*PROMPT*
Using the records that follow, copy every line containing the word "Table".

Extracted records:
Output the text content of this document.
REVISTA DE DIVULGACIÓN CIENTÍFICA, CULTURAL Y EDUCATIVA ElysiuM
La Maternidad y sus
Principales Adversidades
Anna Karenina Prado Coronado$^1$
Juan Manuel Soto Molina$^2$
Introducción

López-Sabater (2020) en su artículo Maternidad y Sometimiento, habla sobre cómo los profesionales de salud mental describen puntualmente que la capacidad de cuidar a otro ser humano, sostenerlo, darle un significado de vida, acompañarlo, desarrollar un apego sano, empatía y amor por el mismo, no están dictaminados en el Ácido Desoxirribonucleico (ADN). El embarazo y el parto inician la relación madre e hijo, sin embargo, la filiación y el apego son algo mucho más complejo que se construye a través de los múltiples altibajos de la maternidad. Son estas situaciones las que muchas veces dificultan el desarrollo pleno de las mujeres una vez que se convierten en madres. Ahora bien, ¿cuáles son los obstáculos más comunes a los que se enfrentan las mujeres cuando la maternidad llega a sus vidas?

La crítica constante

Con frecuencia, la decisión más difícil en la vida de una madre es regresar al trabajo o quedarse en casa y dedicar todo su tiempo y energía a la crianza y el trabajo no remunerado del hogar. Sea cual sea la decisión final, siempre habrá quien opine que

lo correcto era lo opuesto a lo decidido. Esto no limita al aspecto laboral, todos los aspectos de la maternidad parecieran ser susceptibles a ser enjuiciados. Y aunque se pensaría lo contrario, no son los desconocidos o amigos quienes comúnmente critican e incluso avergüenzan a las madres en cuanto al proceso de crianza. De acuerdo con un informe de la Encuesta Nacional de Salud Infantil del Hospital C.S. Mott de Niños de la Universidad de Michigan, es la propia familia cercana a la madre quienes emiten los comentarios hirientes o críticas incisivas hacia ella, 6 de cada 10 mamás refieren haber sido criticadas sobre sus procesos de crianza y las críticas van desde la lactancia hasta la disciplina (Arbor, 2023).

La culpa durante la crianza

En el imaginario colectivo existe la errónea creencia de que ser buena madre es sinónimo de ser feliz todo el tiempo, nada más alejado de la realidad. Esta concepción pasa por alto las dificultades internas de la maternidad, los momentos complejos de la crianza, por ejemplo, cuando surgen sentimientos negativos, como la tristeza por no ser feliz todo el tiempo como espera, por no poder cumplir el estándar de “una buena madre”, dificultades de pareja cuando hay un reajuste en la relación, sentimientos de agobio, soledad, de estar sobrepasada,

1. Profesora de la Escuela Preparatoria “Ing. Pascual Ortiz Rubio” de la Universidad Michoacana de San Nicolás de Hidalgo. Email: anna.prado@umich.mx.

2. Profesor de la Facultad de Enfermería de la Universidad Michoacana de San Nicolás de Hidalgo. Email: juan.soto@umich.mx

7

---

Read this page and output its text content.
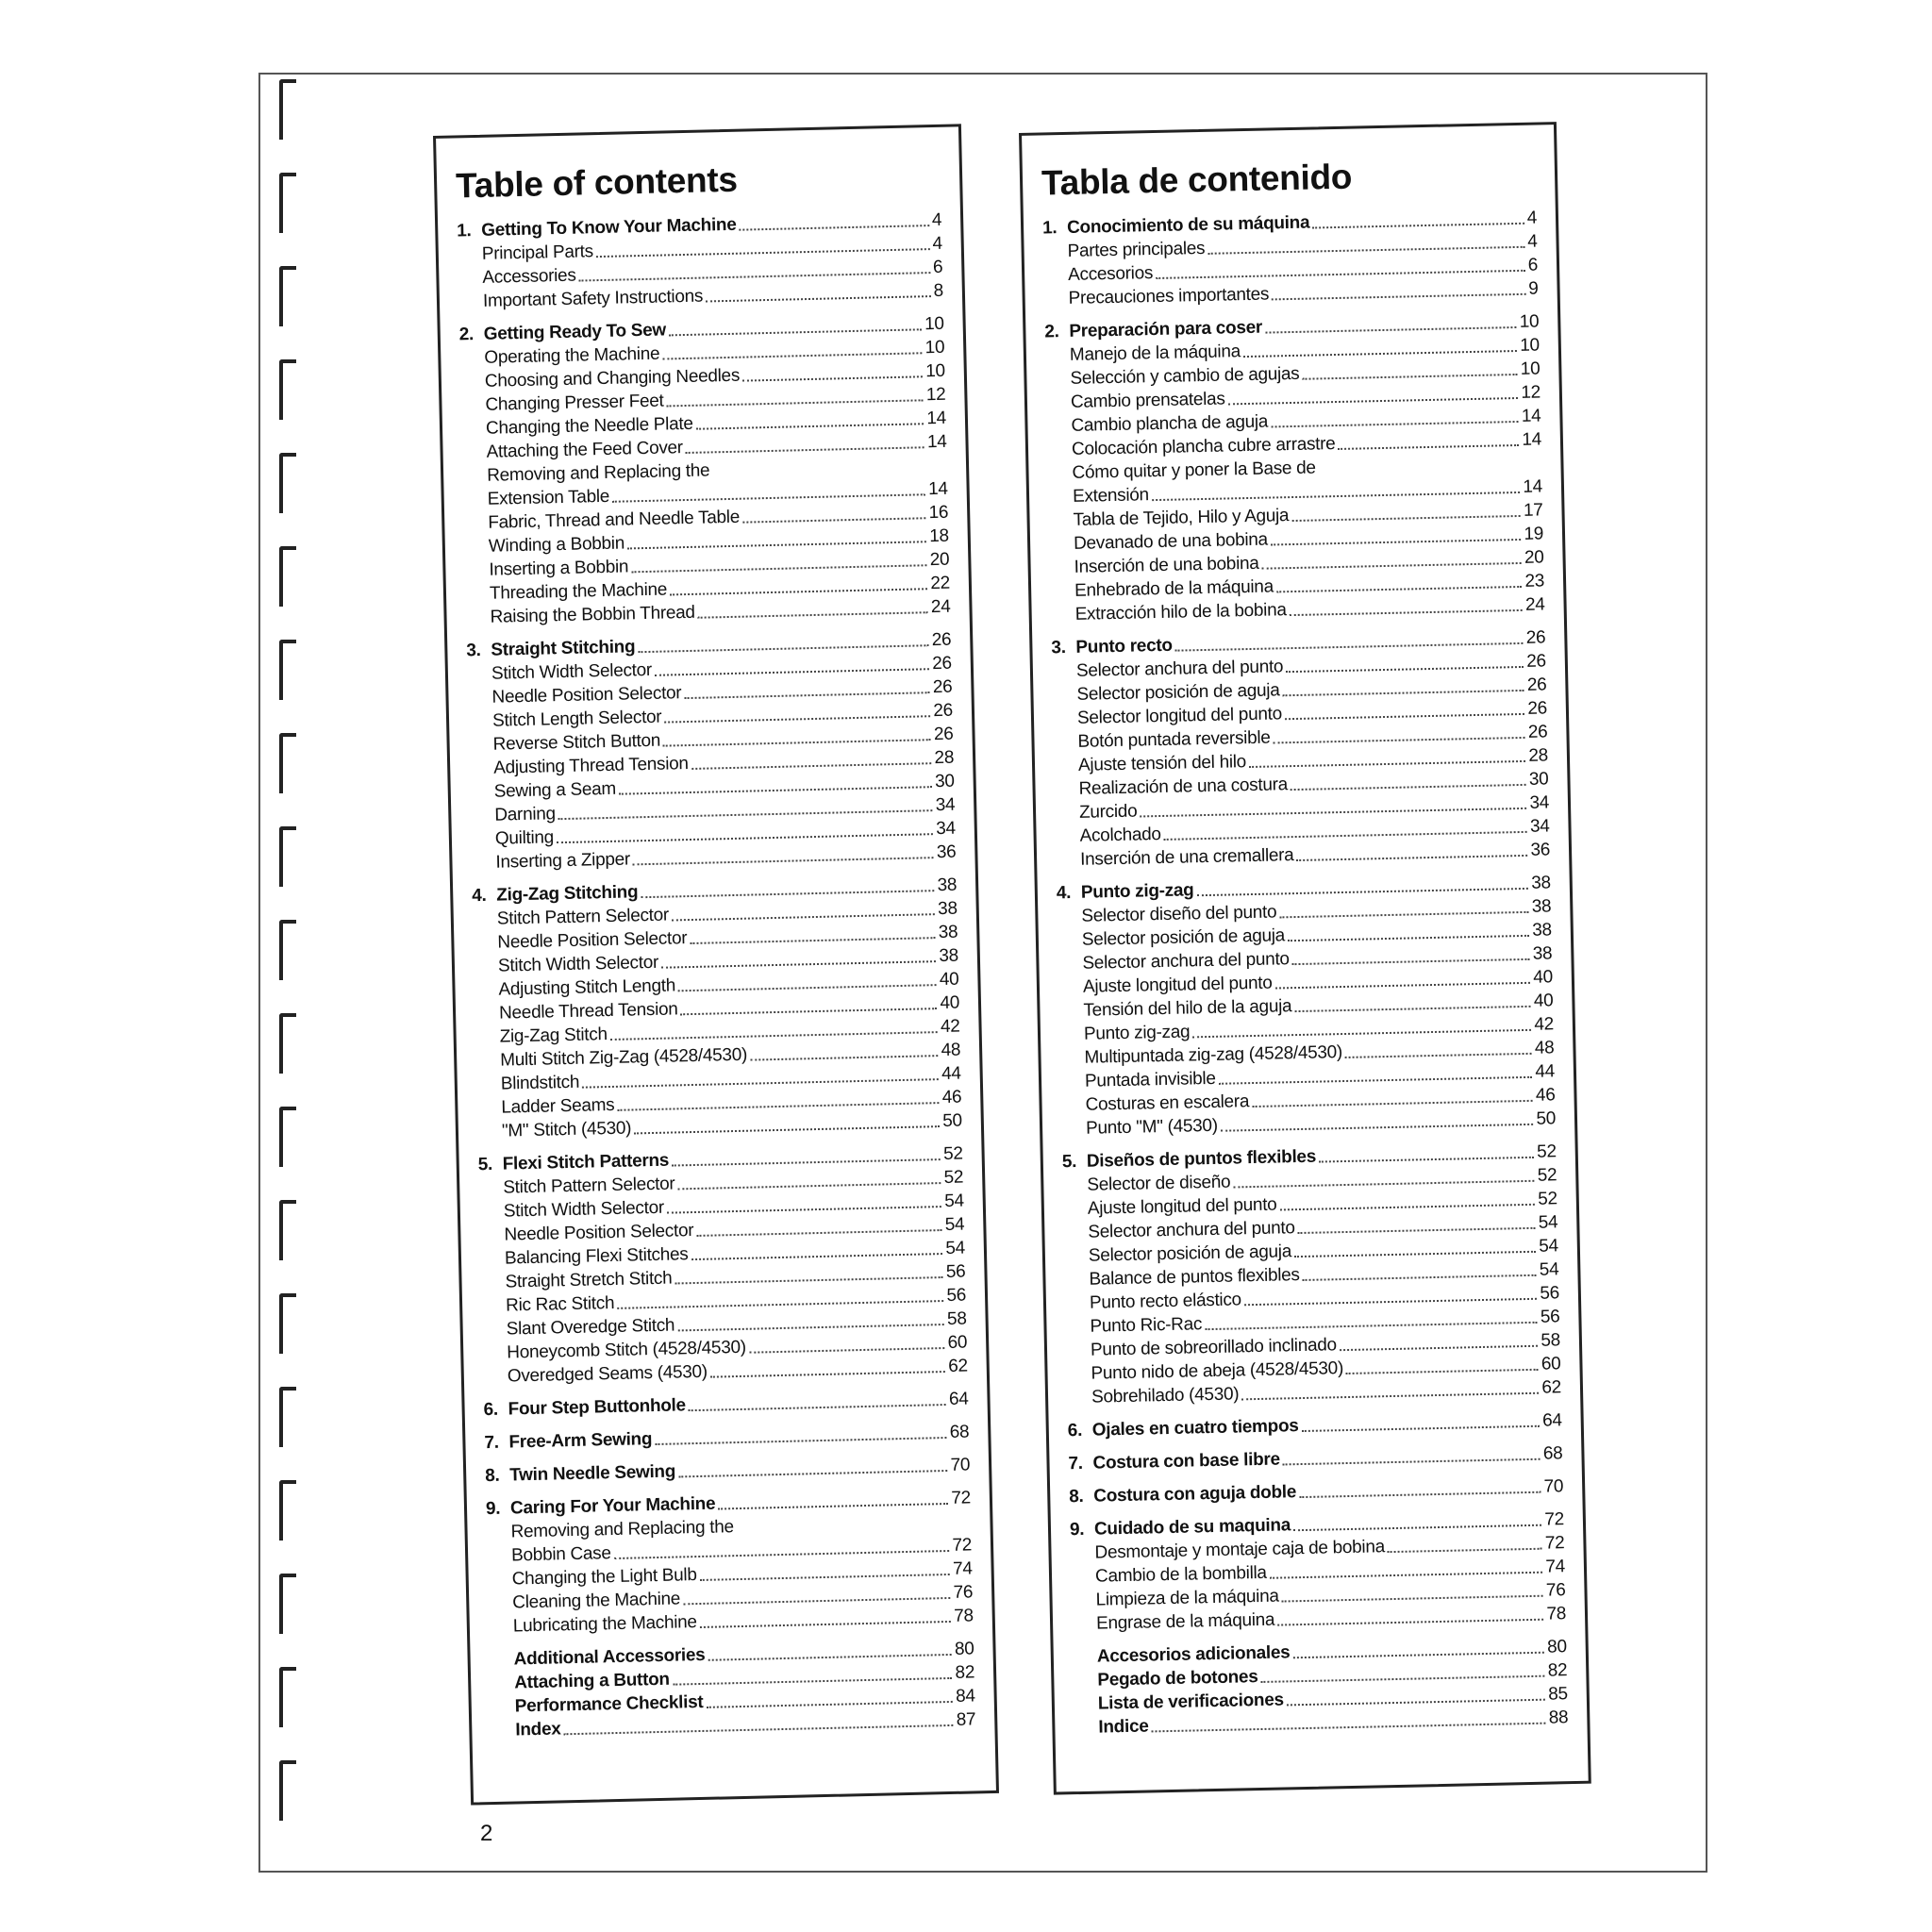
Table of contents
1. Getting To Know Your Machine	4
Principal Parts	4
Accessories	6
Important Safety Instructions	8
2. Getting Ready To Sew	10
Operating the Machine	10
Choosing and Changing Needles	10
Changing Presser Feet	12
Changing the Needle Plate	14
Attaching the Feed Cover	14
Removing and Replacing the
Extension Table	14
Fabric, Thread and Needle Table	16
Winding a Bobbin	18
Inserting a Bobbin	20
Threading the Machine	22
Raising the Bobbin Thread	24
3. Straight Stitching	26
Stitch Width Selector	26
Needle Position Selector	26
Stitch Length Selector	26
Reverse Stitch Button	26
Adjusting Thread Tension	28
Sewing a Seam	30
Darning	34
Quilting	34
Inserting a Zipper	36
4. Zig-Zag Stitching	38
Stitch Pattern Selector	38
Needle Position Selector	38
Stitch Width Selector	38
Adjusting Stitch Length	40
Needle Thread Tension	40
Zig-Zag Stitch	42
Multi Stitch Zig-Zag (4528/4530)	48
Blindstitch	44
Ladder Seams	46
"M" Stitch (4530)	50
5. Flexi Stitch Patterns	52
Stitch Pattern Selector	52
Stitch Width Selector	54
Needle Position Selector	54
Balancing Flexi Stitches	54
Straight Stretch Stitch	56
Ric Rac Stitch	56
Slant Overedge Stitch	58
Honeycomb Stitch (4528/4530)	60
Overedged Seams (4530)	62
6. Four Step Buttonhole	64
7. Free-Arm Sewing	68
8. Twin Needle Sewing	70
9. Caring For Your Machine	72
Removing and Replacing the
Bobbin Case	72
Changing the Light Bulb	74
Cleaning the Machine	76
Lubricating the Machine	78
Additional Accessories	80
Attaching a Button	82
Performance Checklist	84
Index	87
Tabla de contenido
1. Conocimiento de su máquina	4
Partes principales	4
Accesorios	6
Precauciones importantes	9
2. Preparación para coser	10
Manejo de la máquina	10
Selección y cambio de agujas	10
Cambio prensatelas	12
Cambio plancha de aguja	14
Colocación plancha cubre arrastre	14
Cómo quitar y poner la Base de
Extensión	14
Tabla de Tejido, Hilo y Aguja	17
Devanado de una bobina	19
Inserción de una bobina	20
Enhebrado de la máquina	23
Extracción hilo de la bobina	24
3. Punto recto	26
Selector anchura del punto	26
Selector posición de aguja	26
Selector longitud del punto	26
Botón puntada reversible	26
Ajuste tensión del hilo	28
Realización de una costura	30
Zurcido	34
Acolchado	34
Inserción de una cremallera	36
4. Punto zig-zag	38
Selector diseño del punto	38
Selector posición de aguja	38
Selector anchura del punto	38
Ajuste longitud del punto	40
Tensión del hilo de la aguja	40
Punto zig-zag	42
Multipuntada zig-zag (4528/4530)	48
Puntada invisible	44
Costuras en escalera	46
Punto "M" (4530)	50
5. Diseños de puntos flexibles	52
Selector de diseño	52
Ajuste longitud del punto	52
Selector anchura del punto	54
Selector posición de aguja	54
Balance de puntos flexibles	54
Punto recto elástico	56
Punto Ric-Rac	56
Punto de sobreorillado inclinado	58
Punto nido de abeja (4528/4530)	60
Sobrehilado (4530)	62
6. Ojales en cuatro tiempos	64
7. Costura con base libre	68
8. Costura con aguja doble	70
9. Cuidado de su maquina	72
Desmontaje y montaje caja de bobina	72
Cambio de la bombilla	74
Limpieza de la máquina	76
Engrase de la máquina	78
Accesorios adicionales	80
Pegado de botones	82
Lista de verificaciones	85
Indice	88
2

*FINAL RESULT*
Table of contents
Extension Table	14
Fabric, Thread and Needle Table	16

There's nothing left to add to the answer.